Recorded data:
■ ■ ■ ■ ■

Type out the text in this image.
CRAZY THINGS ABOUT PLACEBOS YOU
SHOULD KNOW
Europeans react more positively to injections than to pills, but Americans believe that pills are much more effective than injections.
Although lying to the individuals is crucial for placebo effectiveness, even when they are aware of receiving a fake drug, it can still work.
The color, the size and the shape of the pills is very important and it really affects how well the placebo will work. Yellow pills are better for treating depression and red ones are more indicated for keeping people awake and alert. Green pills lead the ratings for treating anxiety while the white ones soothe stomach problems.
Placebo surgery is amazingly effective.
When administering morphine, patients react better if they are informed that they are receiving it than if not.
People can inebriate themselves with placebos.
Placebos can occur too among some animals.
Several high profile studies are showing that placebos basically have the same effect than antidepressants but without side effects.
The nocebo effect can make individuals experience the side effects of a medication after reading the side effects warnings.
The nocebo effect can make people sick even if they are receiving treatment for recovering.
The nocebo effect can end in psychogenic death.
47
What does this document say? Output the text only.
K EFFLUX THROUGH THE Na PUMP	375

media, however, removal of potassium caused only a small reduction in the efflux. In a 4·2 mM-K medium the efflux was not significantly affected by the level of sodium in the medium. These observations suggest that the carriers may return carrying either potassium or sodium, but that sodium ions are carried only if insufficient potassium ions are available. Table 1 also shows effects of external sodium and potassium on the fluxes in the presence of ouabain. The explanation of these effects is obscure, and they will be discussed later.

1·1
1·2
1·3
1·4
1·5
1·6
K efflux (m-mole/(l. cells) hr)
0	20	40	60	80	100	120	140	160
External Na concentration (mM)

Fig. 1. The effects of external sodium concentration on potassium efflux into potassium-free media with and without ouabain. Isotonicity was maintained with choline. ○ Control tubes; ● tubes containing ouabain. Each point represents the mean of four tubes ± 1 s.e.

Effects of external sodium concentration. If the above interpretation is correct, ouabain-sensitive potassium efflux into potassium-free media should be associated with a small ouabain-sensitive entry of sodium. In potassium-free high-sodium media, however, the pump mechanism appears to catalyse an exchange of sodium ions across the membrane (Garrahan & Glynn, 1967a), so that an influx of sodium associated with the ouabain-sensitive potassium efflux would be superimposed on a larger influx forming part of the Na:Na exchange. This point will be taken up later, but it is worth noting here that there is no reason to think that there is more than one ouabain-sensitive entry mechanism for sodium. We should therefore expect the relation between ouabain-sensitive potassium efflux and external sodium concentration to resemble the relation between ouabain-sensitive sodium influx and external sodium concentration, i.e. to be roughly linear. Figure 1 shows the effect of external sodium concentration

■ ■ ■ ■ ■

▶ _TASK BRIEF_
Count the lines in these records that hold the string "react". Only the number is wanted.

▶ _YOUR SOLUTION_
2